TO BE DONE:
Would you write out the listing verbatim and skip every picture in it?
________________
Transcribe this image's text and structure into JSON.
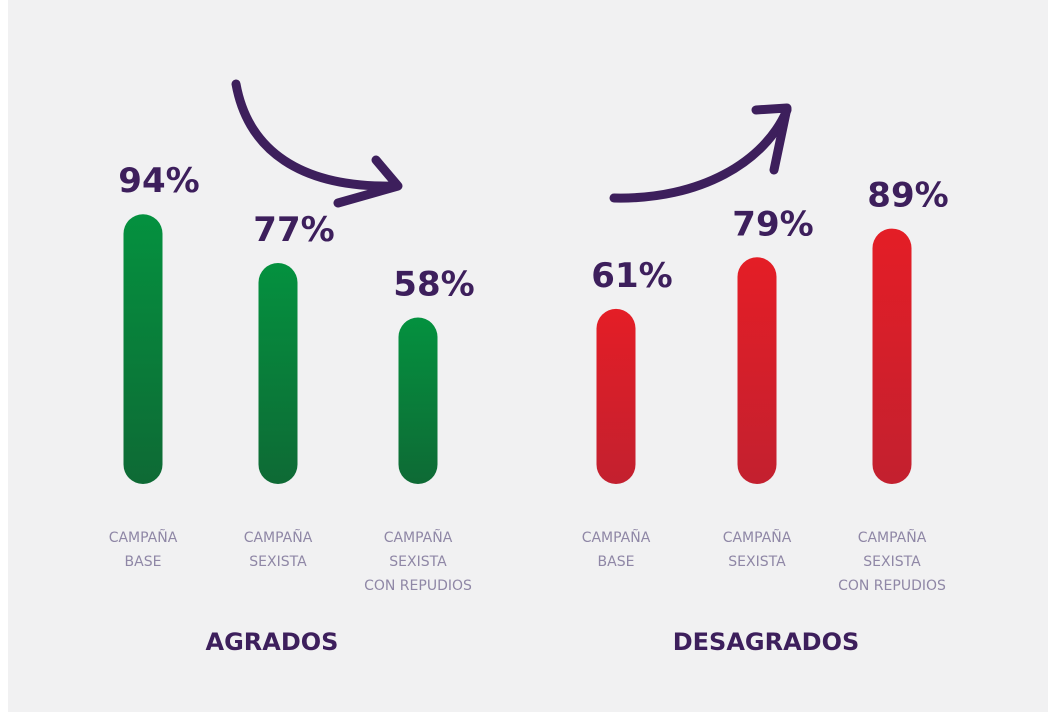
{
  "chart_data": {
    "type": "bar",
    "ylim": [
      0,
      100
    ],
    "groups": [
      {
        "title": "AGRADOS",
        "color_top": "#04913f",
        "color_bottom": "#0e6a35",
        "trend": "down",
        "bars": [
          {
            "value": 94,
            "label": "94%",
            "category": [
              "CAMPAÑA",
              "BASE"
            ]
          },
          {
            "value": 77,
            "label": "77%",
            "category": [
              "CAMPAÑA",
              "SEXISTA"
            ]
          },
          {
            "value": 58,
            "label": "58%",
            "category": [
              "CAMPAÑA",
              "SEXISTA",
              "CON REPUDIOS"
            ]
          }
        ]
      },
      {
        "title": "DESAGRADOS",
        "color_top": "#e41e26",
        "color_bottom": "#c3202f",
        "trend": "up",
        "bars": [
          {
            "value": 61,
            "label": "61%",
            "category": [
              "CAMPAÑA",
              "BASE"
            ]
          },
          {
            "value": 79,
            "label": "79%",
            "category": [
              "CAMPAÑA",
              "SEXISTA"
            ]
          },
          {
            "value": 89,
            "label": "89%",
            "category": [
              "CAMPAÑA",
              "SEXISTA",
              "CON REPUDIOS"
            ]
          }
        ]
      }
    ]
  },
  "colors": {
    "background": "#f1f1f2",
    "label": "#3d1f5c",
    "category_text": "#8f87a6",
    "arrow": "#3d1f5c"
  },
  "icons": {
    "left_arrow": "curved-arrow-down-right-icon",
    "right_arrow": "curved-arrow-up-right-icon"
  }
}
________________
THE ANSWER:
Transcribe this image's text and structure into JSON.
{
  "chart_data": {
    "type": "bar",
    "ylim": [
      0,
      100
    ],
    "groups": [
      {
        "title": "AGRADOS",
        "color_top": "#04913f",
        "color_bottom": "#0e6a35",
        "trend": "down",
        "bars": [
          {
            "value": 94,
            "label": "94%",
            "category": [
              "CAMPAÑA",
              "BASE"
            ]
          },
          {
            "value": 77,
            "label": "77%",
            "category": [
              "CAMPAÑA",
              "SEXISTA"
            ]
          },
          {
            "value": 58,
            "label": "58%",
            "category": [
              "CAMPAÑA",
              "SEXISTA",
              "CON REPUDIOS"
            ]
          }
        ]
      },
      {
        "title": "DESAGRADOS",
        "color_top": "#e41e26",
        "color_bottom": "#c3202f",
        "trend": "up",
        "bars": [
          {
            "value": 61,
            "label": "61%",
            "category": [
              "CAMPAÑA",
              "BASE"
            ]
          },
          {
            "value": 79,
            "label": "79%",
            "category": [
              "CAMPAÑA",
              "SEXISTA"
            ]
          },
          {
            "value": 89,
            "label": "89%",
            "category": [
              "CAMPAÑA",
              "SEXISTA",
              "CON REPUDIOS"
            ]
          }
        ]
      }
    ]
  },
  "colors": {
    "background": "#f1f1f2",
    "label": "#3d1f5c",
    "category_text": "#8f87a6",
    "arrow": "#3d1f5c"
  },
  "icons": {
    "left_arrow": "curved-arrow-down-right-icon",
    "right_arrow": "curved-arrow-up-right-icon"
  }
}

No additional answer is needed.